Your task is to repeat the entries exactly. Leave the pictures out.

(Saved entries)
▼▼▼
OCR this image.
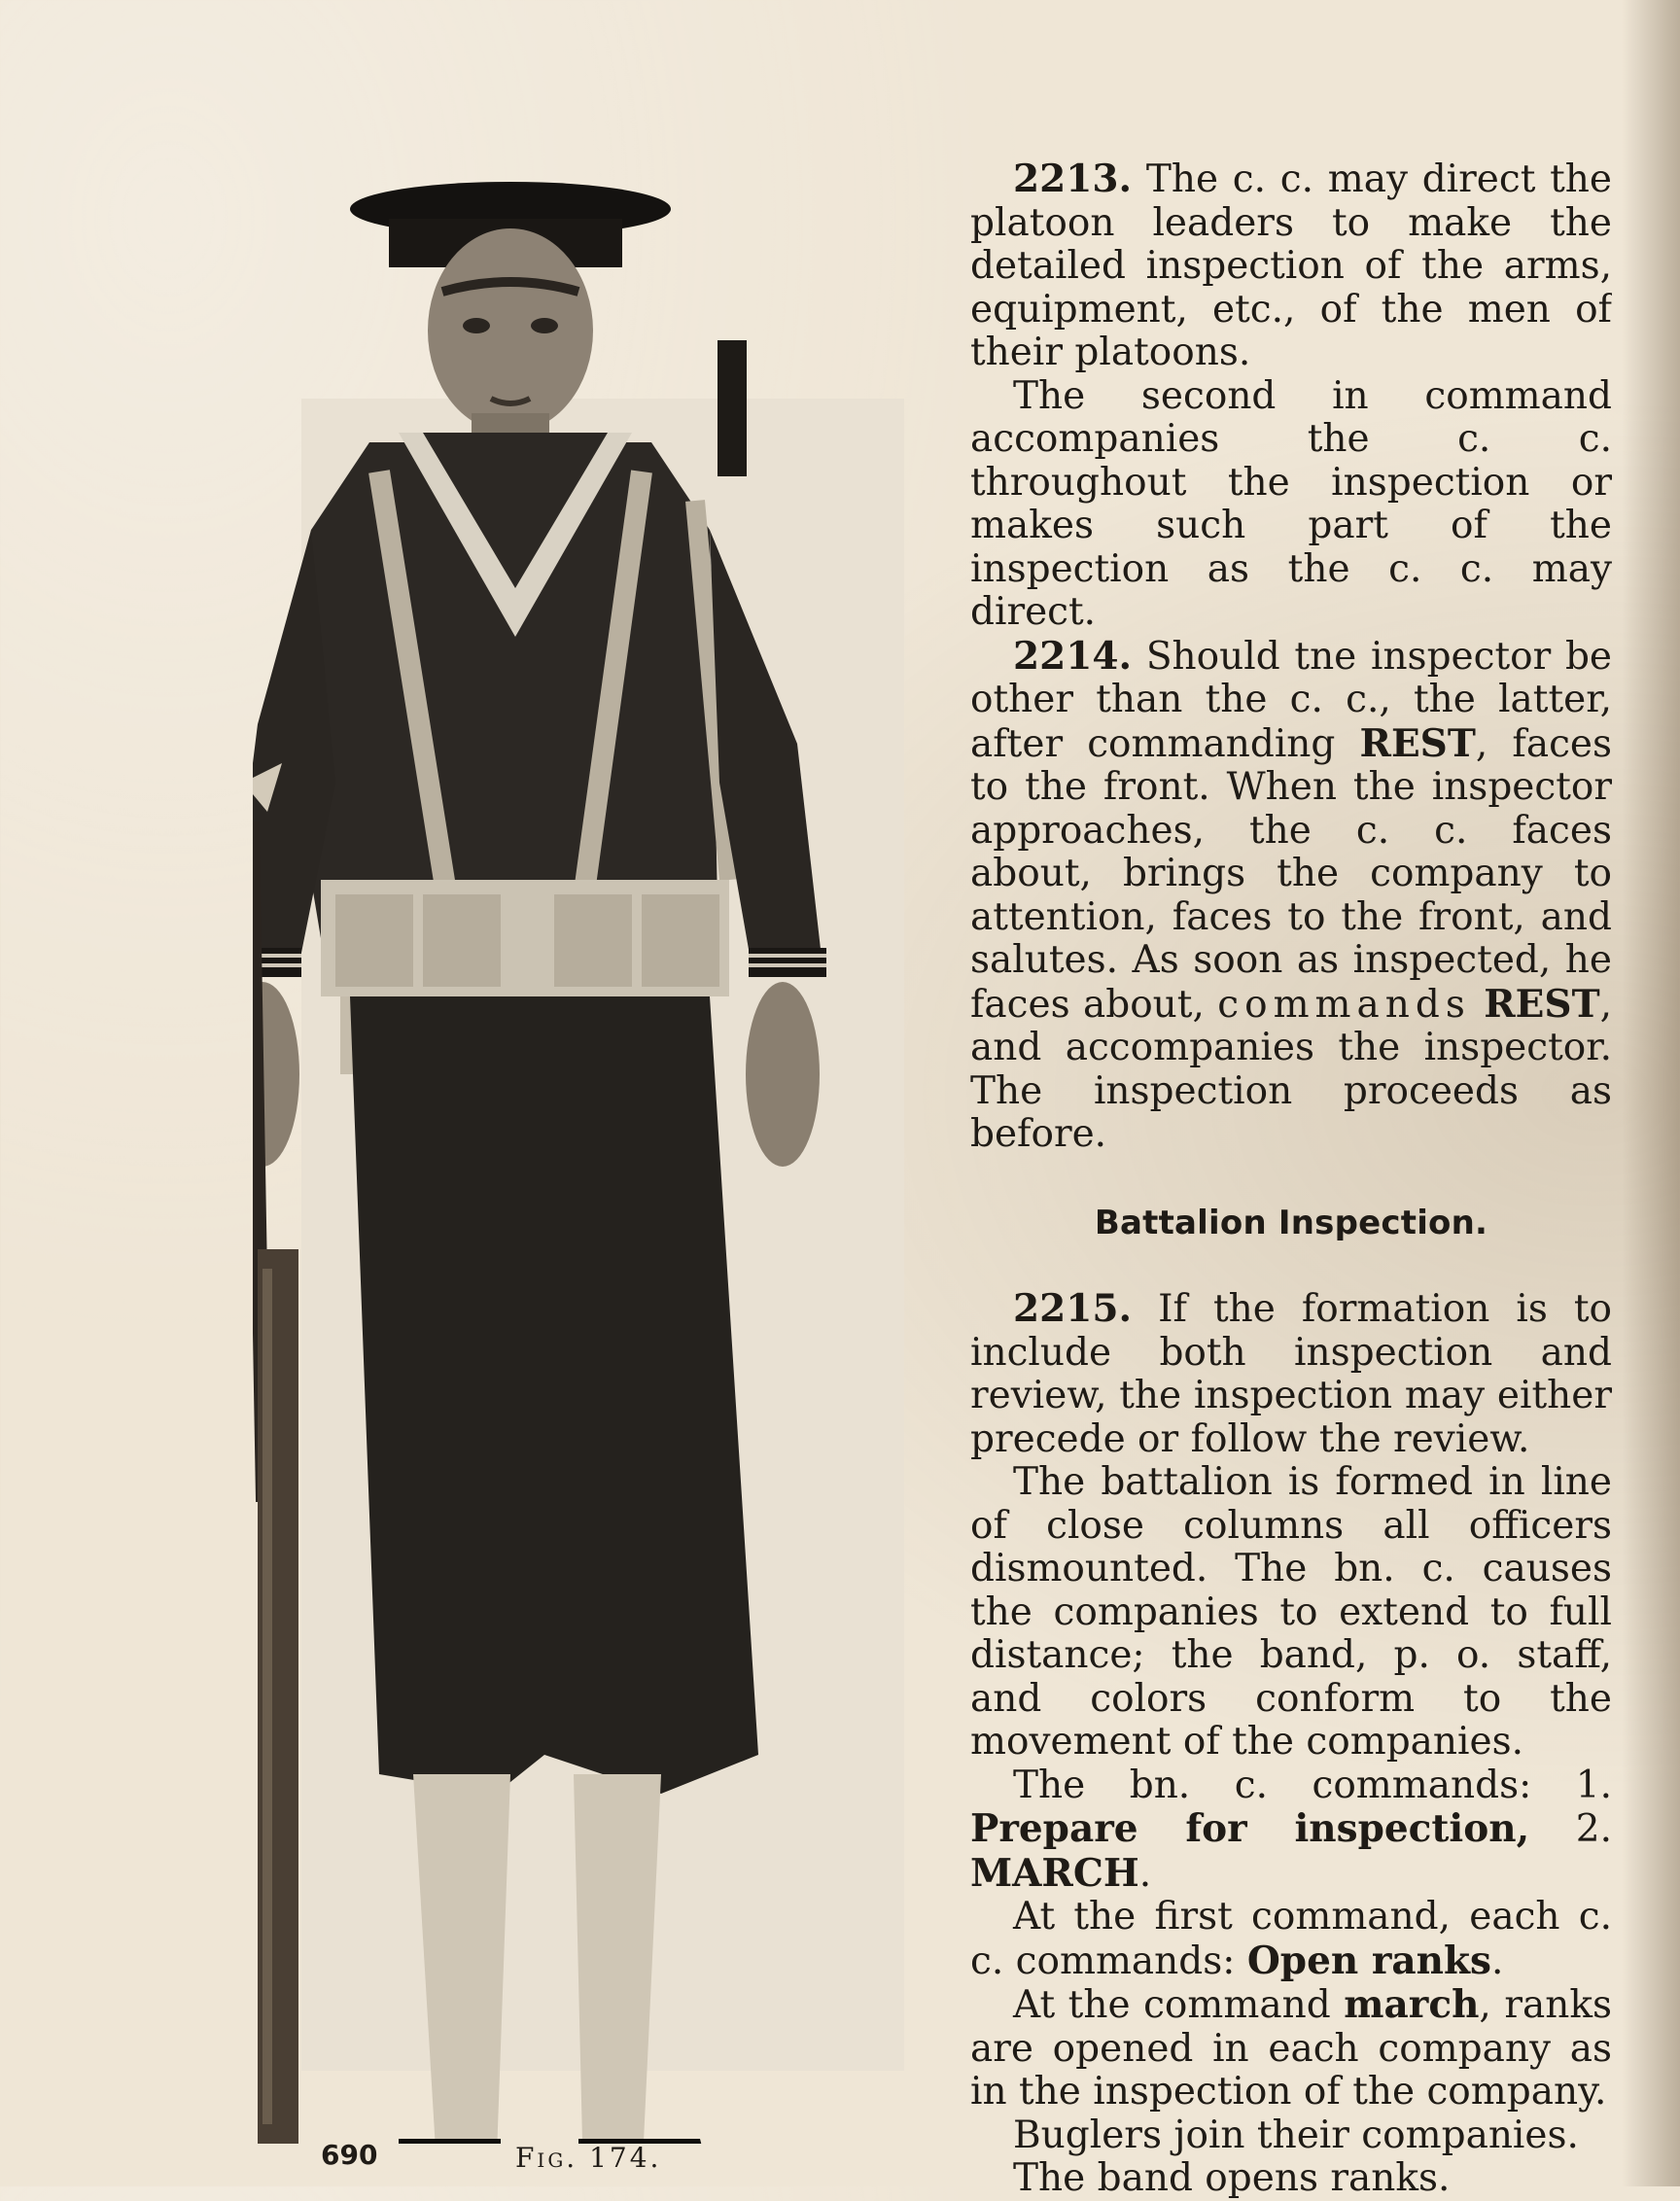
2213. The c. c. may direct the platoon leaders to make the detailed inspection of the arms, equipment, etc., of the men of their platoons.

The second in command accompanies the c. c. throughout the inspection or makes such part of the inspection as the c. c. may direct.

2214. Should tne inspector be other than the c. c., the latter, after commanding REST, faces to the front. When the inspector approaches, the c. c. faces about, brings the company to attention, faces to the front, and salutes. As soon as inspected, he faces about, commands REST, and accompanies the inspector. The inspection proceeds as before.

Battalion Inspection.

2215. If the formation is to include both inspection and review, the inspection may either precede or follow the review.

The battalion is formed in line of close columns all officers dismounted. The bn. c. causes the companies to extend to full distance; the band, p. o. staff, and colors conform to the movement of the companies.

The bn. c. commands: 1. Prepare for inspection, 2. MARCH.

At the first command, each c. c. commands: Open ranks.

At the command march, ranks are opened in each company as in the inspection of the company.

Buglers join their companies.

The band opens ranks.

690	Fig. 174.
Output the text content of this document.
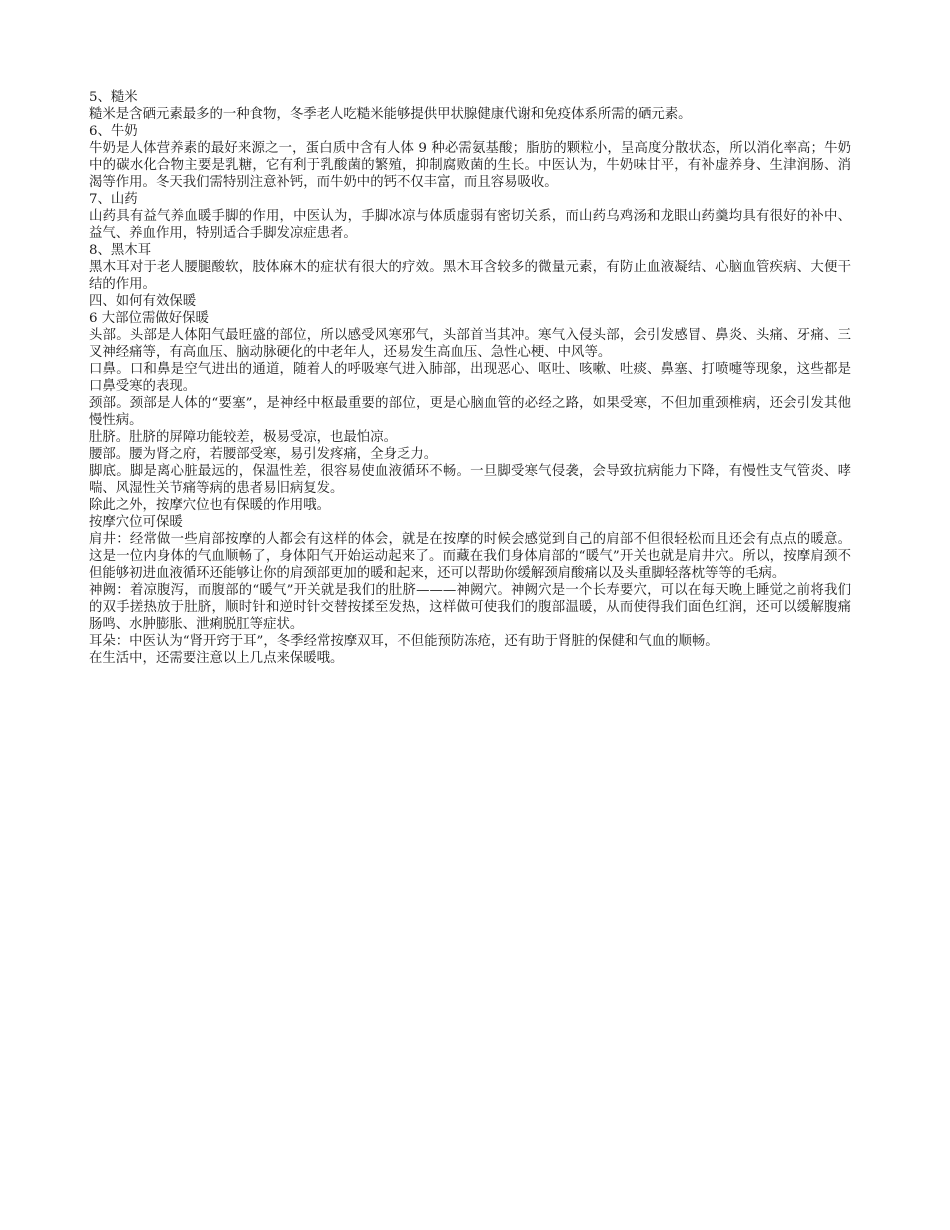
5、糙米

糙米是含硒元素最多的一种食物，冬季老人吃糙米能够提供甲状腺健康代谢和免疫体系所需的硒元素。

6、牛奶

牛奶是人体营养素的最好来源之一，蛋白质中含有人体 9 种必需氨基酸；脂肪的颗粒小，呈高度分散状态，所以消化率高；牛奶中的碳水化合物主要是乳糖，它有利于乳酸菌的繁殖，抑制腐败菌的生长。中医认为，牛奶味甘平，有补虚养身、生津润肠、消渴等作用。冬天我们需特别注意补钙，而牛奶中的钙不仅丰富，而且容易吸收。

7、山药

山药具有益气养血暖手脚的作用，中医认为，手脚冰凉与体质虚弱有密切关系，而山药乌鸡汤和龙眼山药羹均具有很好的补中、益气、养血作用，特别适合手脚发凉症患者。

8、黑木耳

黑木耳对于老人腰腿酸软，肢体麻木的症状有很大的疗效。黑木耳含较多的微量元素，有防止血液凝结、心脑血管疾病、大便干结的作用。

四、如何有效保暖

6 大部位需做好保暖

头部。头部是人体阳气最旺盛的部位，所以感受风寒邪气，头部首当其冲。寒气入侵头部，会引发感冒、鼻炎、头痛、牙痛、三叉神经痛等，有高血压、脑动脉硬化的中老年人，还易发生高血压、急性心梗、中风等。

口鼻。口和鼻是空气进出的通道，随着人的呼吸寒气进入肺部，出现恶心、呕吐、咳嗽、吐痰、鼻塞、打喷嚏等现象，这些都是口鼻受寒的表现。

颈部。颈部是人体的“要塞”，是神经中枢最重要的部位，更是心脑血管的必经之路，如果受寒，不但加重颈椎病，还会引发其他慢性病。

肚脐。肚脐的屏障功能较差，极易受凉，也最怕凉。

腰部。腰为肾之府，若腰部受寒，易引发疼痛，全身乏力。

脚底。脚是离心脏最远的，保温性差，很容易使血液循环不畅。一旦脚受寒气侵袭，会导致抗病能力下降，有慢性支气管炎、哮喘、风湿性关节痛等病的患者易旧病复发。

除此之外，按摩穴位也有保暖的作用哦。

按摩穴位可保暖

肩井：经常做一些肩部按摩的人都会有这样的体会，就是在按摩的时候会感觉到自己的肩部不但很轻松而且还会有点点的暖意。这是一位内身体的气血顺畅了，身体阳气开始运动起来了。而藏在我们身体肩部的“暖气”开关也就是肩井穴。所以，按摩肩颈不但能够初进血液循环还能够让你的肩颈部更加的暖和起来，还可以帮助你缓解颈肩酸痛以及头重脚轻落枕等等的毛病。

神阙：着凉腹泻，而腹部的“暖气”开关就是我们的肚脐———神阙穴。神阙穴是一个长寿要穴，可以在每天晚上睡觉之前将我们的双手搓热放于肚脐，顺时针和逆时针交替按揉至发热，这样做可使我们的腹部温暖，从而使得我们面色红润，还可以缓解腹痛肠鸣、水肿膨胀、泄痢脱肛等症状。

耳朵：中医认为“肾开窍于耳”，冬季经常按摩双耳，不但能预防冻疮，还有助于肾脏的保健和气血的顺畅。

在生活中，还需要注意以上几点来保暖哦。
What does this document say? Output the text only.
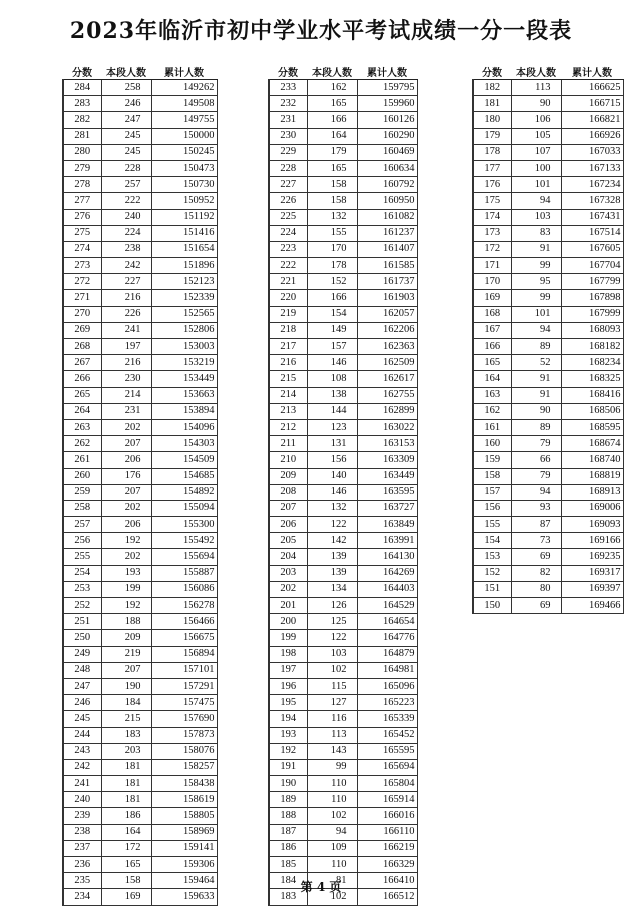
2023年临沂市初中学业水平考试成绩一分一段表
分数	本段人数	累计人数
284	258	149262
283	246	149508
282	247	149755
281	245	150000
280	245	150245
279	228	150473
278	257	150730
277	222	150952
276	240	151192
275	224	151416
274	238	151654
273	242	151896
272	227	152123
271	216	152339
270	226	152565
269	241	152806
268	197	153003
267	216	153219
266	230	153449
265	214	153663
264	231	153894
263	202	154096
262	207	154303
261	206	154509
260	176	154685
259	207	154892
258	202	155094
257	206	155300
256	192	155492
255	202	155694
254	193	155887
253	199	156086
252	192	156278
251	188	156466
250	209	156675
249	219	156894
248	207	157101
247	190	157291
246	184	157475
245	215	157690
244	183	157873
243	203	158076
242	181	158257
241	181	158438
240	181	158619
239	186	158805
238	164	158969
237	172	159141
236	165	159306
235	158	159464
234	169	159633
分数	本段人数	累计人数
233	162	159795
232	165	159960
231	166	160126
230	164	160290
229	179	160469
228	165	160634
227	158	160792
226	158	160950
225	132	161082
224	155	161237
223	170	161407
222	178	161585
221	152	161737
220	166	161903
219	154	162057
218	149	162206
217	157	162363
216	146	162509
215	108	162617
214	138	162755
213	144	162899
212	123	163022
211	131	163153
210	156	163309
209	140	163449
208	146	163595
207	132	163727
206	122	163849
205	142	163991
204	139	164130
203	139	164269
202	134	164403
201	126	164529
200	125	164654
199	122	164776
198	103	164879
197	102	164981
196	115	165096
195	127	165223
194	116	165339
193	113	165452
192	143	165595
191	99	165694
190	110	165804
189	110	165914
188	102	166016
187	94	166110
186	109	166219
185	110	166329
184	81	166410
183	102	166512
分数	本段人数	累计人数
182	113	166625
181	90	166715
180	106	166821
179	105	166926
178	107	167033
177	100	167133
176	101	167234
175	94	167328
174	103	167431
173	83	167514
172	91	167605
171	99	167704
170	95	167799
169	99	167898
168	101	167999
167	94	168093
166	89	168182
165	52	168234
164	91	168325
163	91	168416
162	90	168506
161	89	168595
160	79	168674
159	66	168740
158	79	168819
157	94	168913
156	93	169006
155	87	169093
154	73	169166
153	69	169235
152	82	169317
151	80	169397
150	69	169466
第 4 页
▲▲▲
*Full answer*:
OCR this image.
2213. The c. c. may direct the platoon leaders to make the detailed inspection of the arms, equipment, etc., of the men of their platoons.

The second in command accompanies the c. c. throughout the inspection or makes such part of the inspection as the c. c. may direct.

2214. Should tne inspector be other than the c. c., the latter, after commanding REST, faces to the front. When the inspector approaches, the c. c. faces about, brings the company to attention, faces to the front, and salutes. As soon as inspected, he faces about, commands REST, and accompanies the inspector. The inspection proceeds as before.

Battalion Inspection.

2215. If the formation is to include both inspection and review, the inspection may either precede or follow the review.

The battalion is formed in line of close columns all officers dismounted. The bn. c. causes the companies to extend to full distance; the band, p. o. staff, and colors conform to the movement of the companies.

The bn. c. commands: 1. Prepare for inspection, 2. MARCH.

At the first command, each c. c. commands: Open ranks.

At the command march, ranks are opened in each company as in the inspection of the company.

Buglers join their companies.

The band opens ranks.

690	Fig. 174.
Output the text content of this document.
5、糙米

糙米是含硒元素最多的一种食物，冬季老人吃糙米能够提供甲状腺健康代谢和免疫体系所需的硒元素。

6、牛奶

牛奶是人体营养素的最好来源之一，蛋白质中含有人体 9 种必需氨基酸；脂肪的颗粒小，呈高度分散状态，所以消化率高；牛奶中的碳水化合物主要是乳糖，它有利于乳酸菌的繁殖，抑制腐败菌的生长。中医认为，牛奶味甘平，有补虚养身、生津润肠、消渴等作用。冬天我们需特别注意补钙，而牛奶中的钙不仅丰富，而且容易吸收。

7、山药

山药具有益气养血暖手脚的作用，中医认为，手脚冰凉与体质虚弱有密切关系，而山药乌鸡汤和龙眼山药羹均具有很好的补中、益气、养血作用，特别适合手脚发凉症患者。

8、黑木耳

黑木耳对于老人腰腿酸软，肢体麻木的症状有很大的疗效。黑木耳含较多的微量元素，有防止血液凝结、心脑血管疾病、大便干结的作用。

四、如何有效保暖

6 大部位需做好保暖

头部。头部是人体阳气最旺盛的部位，所以感受风寒邪气，头部首当其冲。寒气入侵头部，会引发感冒、鼻炎、头痛、牙痛、三叉神经痛等，有高血压、脑动脉硬化的中老年人，还易发生高血压、急性心梗、中风等。

口鼻。口和鼻是空气进出的通道，随着人的呼吸寒气进入肺部，出现恶心、呕吐、咳嗽、吐痰、鼻塞、打喷嚏等现象，这些都是口鼻受寒的表现。

颈部。颈部是人体的“要塞”，是神经中枢最重要的部位，更是心脑血管的必经之路，如果受寒，不但加重颈椎病，还会引发其他慢性病。

肚脐。肚脐的屏障功能较差，极易受凉，也最怕凉。

腰部。腰为肾之府，若腰部受寒，易引发疼痛，全身乏力。

脚底。脚是离心脏最远的，保温性差，很容易使血液循环不畅。一旦脚受寒气侵袭，会导致抗病能力下降，有慢性支气管炎、哮喘、风湿性关节痛等病的患者易旧病复发。

除此之外，按摩穴位也有保暖的作用哦。

按摩穴位可保暖

肩井：经常做一些肩部按摩的人都会有这样的体会，就是在按摩的时候会感觉到自己的肩部不但很轻松而且还会有点点的暖意。这是一位内身体的气血顺畅了，身体阳气开始运动起来了。而藏在我们身体肩部的“暖气”开关也就是肩井穴。所以，按摩肩颈不但能够初进血液循环还能够让你的肩颈部更加的暖和起来，还可以帮助你缓解颈肩酸痛以及头重脚轻落枕等等的毛病。

神阙：着凉腹泻，而腹部的“暖气”开关就是我们的肚脐———神阙穴。神阙穴是一个长寿要穴，可以在每天晚上睡觉之前将我们的双手搓热放于肚脐，顺时针和逆时针交替按揉至发热，这样做可使我们的腹部温暖，从而使得我们面色红润，还可以缓解腹痛肠鸣、水肿膨胀、泄痢脱肛等症状。

耳朵：中医认为“肾开窍于耳”，冬季经常按摩双耳，不但能预防冻疮，还有助于肾脏的保健和气血的顺畅。

在生活中，还需要注意以上几点来保暖哦。
What does this document say? Output the text only.
2023年临沂市初中学业水平考试成绩一分一段表
分数	本段人数	累计人数
284	258	149262
283	246	149508
282	247	149755
281	245	150000
280	245	150245
279	228	150473
278	257	150730
277	222	150952
276	240	151192
275	224	151416
274	238	151654
273	242	151896
272	227	152123
271	216	152339
270	226	152565
269	241	152806
268	197	153003
267	216	153219
266	230	153449
265	214	153663
264	231	153894
263	202	154096
262	207	154303
261	206	154509
260	176	154685
259	207	154892
258	202	155094
257	206	155300
256	192	155492
255	202	155694
254	193	155887
253	199	156086
252	192	156278
251	188	156466
250	209	156675
249	219	156894
248	207	157101
247	190	157291
246	184	157475
245	215	157690
244	183	157873
243	203	158076
242	181	158257
241	181	158438
240	181	158619
239	186	158805
238	164	158969
237	172	159141
236	165	159306
235	158	159464
234	169	159633
分数	本段人数	累计人数
233	162	159795
232	165	159960
231	166	160126
230	164	160290
229	179	160469
228	165	160634
227	158	160792
226	158	160950
225	132	161082
224	155	161237
223	170	161407
222	178	161585
221	152	161737
220	166	161903
219	154	162057
218	149	162206
217	157	162363
216	146	162509
215	108	162617
214	138	162755
213	144	162899
212	123	163022
211	131	163153
210	156	163309
209	140	163449
208	146	163595
207	132	163727
206	122	163849
205	142	163991
204	139	164130
203	139	164269
202	134	164403
201	126	164529
200	125	164654
199	122	164776
198	103	164879
197	102	164981
196	115	165096
195	127	165223
194	116	165339
193	113	165452
192	143	165595
191	99	165694
190	110	165804
189	110	165914
188	102	166016
187	94	166110
186	109	166219
185	110	166329
184	81	166410
183	102	166512
分数	本段人数	累计人数
182	113	166625
181	90	166715
180	106	166821
179	105	166926
178	107	167033
177	100	167133
176	101	167234
175	94	167328
174	103	167431
173	83	167514
172	91	167605
171	99	167704
170	95	167799
169	99	167898
168	101	167999
167	94	168093
166	89	168182
165	52	168234
164	91	168325
163	91	168416
162	90	168506
161	89	168595
160	79	168674
159	66	168740
158	79	168819
157	94	168913
156	93	169006
155	87	169093
154	73	169166
153	69	169235
152	82	169317
151	80	169397
150	69	169466
第 4 页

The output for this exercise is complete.